▸ **What you will do**:
Return all lines that include the string "with".

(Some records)
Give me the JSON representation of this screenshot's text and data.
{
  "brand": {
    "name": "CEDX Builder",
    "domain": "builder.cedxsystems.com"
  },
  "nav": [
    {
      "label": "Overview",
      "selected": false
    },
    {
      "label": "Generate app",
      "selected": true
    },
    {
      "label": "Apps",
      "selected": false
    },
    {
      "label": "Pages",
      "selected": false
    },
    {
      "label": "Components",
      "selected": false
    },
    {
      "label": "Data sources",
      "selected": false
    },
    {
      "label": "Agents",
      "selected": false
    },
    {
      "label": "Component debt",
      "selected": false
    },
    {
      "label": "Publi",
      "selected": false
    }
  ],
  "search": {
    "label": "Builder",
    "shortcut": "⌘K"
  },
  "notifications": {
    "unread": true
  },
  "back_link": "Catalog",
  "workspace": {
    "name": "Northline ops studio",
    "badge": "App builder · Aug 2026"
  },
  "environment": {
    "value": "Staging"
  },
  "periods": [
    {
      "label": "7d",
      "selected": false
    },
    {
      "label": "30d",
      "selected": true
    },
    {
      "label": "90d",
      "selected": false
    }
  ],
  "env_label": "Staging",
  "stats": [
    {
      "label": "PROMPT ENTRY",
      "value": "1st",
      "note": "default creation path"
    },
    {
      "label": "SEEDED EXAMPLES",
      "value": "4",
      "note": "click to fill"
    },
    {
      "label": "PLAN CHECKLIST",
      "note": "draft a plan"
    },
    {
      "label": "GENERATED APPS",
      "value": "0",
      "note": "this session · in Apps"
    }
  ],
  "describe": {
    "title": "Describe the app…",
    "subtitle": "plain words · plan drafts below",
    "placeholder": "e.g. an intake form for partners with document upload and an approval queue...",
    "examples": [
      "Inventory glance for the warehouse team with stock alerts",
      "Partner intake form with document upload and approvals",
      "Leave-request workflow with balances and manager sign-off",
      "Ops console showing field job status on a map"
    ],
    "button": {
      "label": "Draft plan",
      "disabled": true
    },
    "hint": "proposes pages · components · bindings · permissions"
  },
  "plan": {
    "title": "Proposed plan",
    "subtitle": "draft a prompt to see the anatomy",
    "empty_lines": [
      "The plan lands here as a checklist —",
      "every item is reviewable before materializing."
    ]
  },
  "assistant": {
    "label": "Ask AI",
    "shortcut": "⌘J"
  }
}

▸ **Exercise output**:
    "placeholder": "e.g. an intake form for partners with document upload and an approval queue...",
      "Inventory glance for the warehouse team with stock alerts",
      "Partner intake form with document upload and approvals",
      "Leave-request workflow with balances and manager sign-off",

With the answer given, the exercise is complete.